**WHAT TO DO:** Drop all images and give the records again exactly.

========================================================================

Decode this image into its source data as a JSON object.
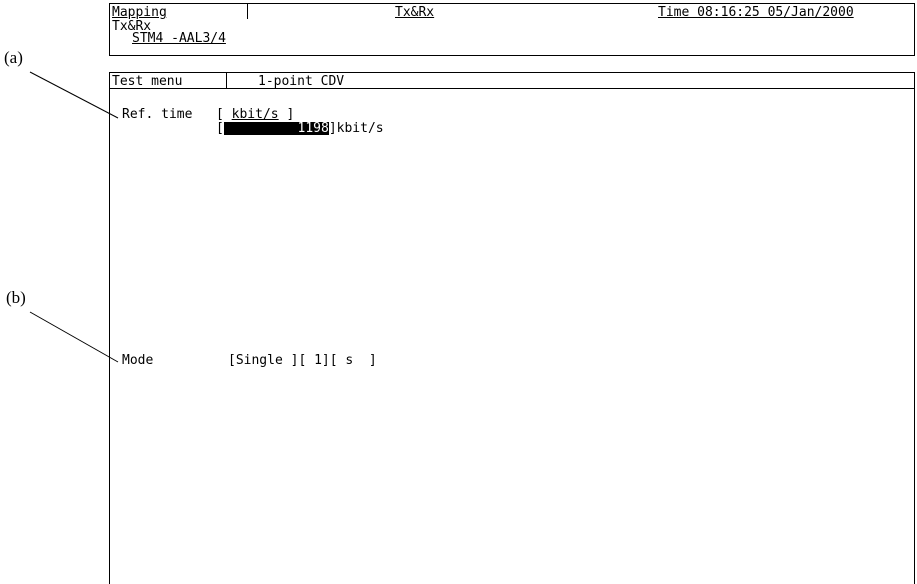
{
  "header": {
    "mapping_label": "Mapping",
    "mode_title": "Tx&Rx",
    "time_text": "Time 08:16:25 05/Jan/2000",
    "line2": "Tx&Rx",
    "line3": "STM4 -AAL3/4"
  },
  "tabs": {
    "test_menu": "Test menu",
    "current": "1-point CDV"
  },
  "ref_time": {
    "label": "Ref. time",
    "unit_open": "[ ",
    "unit_text": "kbit/s",
    "unit_close": " ]",
    "value_open": "[",
    "value": "1198",
    "value_close": "]kbit/s"
  },
  "mode": {
    "label": "Mode",
    "value_text": "[Single ][ 1][ s  ]"
  },
  "callouts": {
    "a": "(a)",
    "b": "(b)"
  }
}
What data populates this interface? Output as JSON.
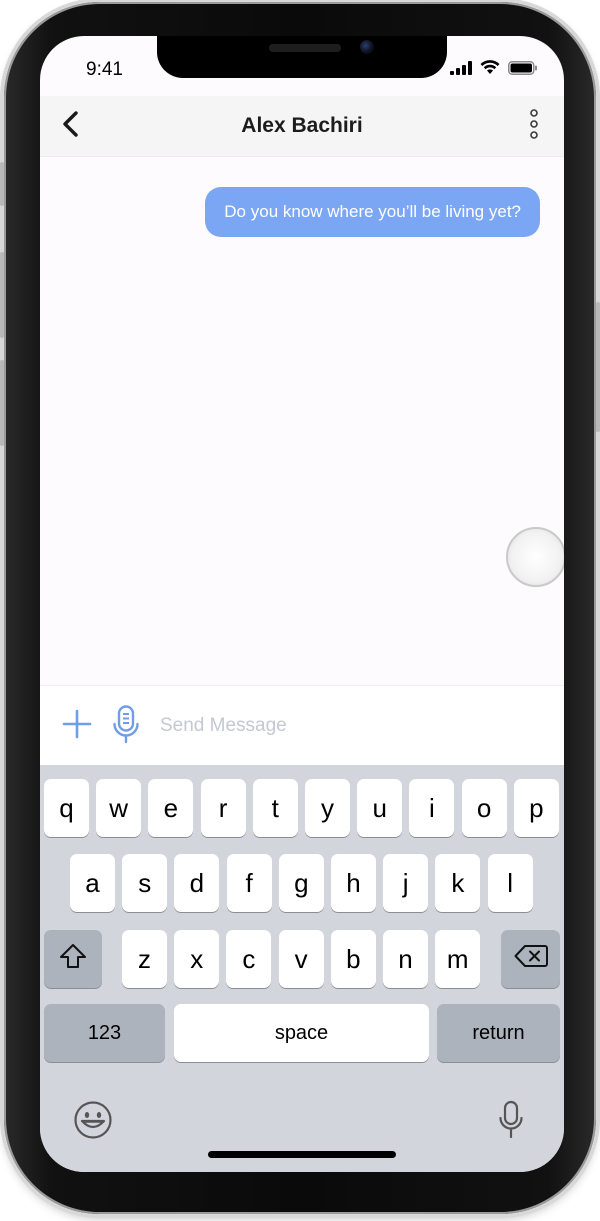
{
  "status_bar": {
    "time": "9:41"
  },
  "conversation": {
    "title": "Alex Bachiri"
  },
  "messages": [
    {
      "text": "Do you know where you’ll be living yet?",
      "sender": "me"
    }
  ],
  "composer": {
    "placeholder": "Send Message"
  },
  "keyboard": {
    "row1": [
      "q",
      "w",
      "e",
      "r",
      "t",
      "y",
      "u",
      "i",
      "o",
      "p"
    ],
    "row2": [
      "a",
      "s",
      "d",
      "f",
      "g",
      "h",
      "j",
      "k",
      "l"
    ],
    "row3": [
      "z",
      "x",
      "c",
      "v",
      "b",
      "n",
      "m"
    ],
    "numbers_label": "123",
    "space_label": "space",
    "return_label": "return"
  },
  "colors": {
    "bubble": "#7aa6f3",
    "accent_icon": "#6f9de8",
    "keyboard_bg": "#d2d5db"
  },
  "icons": {
    "back": "chevron-left-icon",
    "more": "vertical-ellipsis-icon",
    "add": "plus-icon",
    "voice": "microphone-icon",
    "shift": "shift-icon",
    "delete": "backspace-icon",
    "emoji": "emoji-icon",
    "dictation": "microphone-icon"
  }
}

========================================================================

**ANSWER TO THIS TASK:**
Decode this image into its source data as a JSON object.
{
  "header": {
    "mapping_label": "Mapping",
    "mode_title": "Tx&Rx",
    "time_text": "Time 08:16:25 05/Jan/2000",
    "line2": "Tx&Rx",
    "line3": "STM4 -AAL3/4"
  },
  "tabs": {
    "test_menu": "Test menu",
    "current": "1-point CDV"
  },
  "ref_time": {
    "label": "Ref. time",
    "unit_open": "[ ",
    "unit_text": "kbit/s",
    "unit_close": " ]",
    "value_open": "[",
    "value": "1198",
    "value_close": "]kbit/s"
  },
  "mode": {
    "label": "Mode",
    "value_text": "[Single ][ 1][ s  ]"
  },
  "callouts": {
    "a": "(a)",
    "b": "(b)"
  }
}
What data populates this interface? Output as JSON.
{
  "status_bar": {
    "time": "9:41"
  },
  "conversation": {
    "title": "Alex Bachiri"
  },
  "messages": [
    {
      "text": "Do you know where you’ll be living yet?",
      "sender": "me"
    }
  ],
  "composer": {
    "placeholder": "Send Message"
  },
  "keyboard": {
    "row1": [
      "q",
      "w",
      "e",
      "r",
      "t",
      "y",
      "u",
      "i",
      "o",
      "p"
    ],
    "row2": [
      "a",
      "s",
      "d",
      "f",
      "g",
      "h",
      "j",
      "k",
      "l"
    ],
    "row3": [
      "z",
      "x",
      "c",
      "v",
      "b",
      "n",
      "m"
    ],
    "numbers_label": "123",
    "space_label": "space",
    "return_label": "return"
  },
  "colors": {
    "bubble": "#7aa6f3",
    "accent_icon": "#6f9de8",
    "keyboard_bg": "#d2d5db"
  },
  "icons": {
    "back": "chevron-left-icon",
    "more": "vertical-ellipsis-icon",
    "add": "plus-icon",
    "voice": "microphone-icon",
    "shift": "shift-icon",
    "delete": "backspace-icon",
    "emoji": "emoji-icon",
    "dictation": "microphone-icon"
  }
}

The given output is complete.